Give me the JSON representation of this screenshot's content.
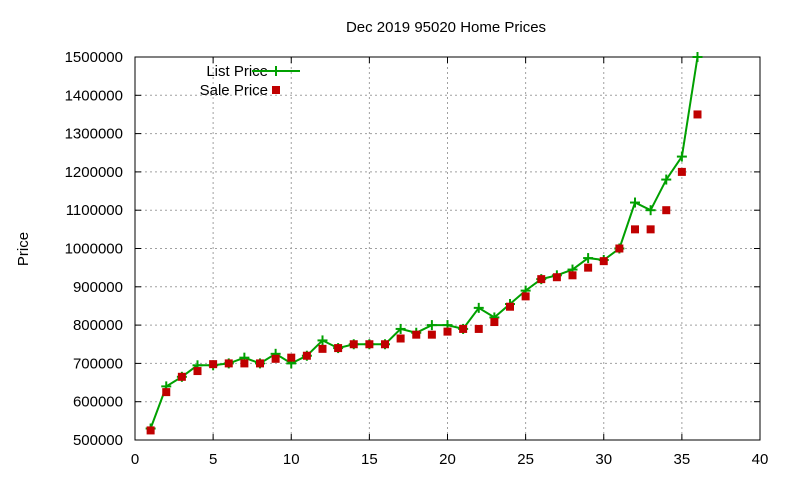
{
  "chart_data": {
    "type": "line",
    "title": "Dec 2019 95020 Home Prices",
    "xlabel": "",
    "ylabel": "Price",
    "xlim": [
      0,
      40
    ],
    "ylim": [
      500000,
      1500000
    ],
    "xticks": [
      0,
      5,
      10,
      15,
      20,
      25,
      30,
      35,
      40
    ],
    "yticks": [
      500000,
      600000,
      700000,
      800000,
      900000,
      1000000,
      1100000,
      1200000,
      1300000,
      1400000,
      1500000
    ],
    "grid": true,
    "legend_position": "top-left",
    "series": [
      {
        "name": "List Price",
        "style": "line-with-plus-markers",
        "color": "#00a000",
        "points": [
          [
            1,
            530000
          ],
          [
            2,
            640000
          ],
          [
            3,
            665000
          ],
          [
            4,
            695000
          ],
          [
            5,
            695000
          ],
          [
            6,
            700000
          ],
          [
            7,
            715000
          ],
          [
            8,
            700000
          ],
          [
            9,
            725000
          ],
          [
            10,
            700000
          ],
          [
            11,
            720000
          ],
          [
            12,
            760000
          ],
          [
            13,
            740000
          ],
          [
            14,
            750000
          ],
          [
            15,
            750000
          ],
          [
            16,
            750000
          ],
          [
            17,
            790000
          ],
          [
            18,
            780000
          ],
          [
            19,
            800000
          ],
          [
            20,
            800000
          ],
          [
            21,
            790000
          ],
          [
            22,
            845000
          ],
          [
            23,
            820000
          ],
          [
            24,
            855000
          ],
          [
            25,
            890000
          ],
          [
            26,
            920000
          ],
          [
            27,
            930000
          ],
          [
            28,
            945000
          ],
          [
            29,
            975000
          ],
          [
            30,
            970000
          ],
          [
            31,
            1000000
          ],
          [
            32,
            1120000
          ],
          [
            33,
            1100000
          ],
          [
            34,
            1180000
          ],
          [
            35,
            1240000
          ],
          [
            36,
            1500000
          ]
        ]
      },
      {
        "name": "Sale Price",
        "style": "square-markers",
        "color": "#c00000",
        "points": [
          [
            1,
            525000
          ],
          [
            2,
            625000
          ],
          [
            3,
            665000
          ],
          [
            4,
            680000
          ],
          [
            5,
            698000
          ],
          [
            6,
            700000
          ],
          [
            7,
            700000
          ],
          [
            8,
            700000
          ],
          [
            9,
            712000
          ],
          [
            10,
            715000
          ],
          [
            11,
            720000
          ],
          [
            12,
            738000
          ],
          [
            13,
            740000
          ],
          [
            14,
            750000
          ],
          [
            15,
            750000
          ],
          [
            16,
            750000
          ],
          [
            17,
            765000
          ],
          [
            18,
            775000
          ],
          [
            19,
            775000
          ],
          [
            20,
            783000
          ],
          [
            21,
            790000
          ],
          [
            22,
            790000
          ],
          [
            23,
            808000
          ],
          [
            24,
            848000
          ],
          [
            25,
            875000
          ],
          [
            26,
            920000
          ],
          [
            27,
            925000
          ],
          [
            28,
            930000
          ],
          [
            29,
            950000
          ],
          [
            30,
            967000
          ],
          [
            31,
            1000000
          ],
          [
            32,
            1050000
          ],
          [
            33,
            1050000
          ],
          [
            34,
            1100000
          ],
          [
            35,
            1200000
          ],
          [
            36,
            1350000
          ]
        ]
      }
    ]
  }
}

★ ★ ★ ★ ★ ★ ★

• [TASK TO COMPLETE]
Pick out, from the lines above, every one that contains the string "markers".

• [EXERCISE RESPONSE]
        "style": "line-with-plus-markers",
        "style": "square-markers",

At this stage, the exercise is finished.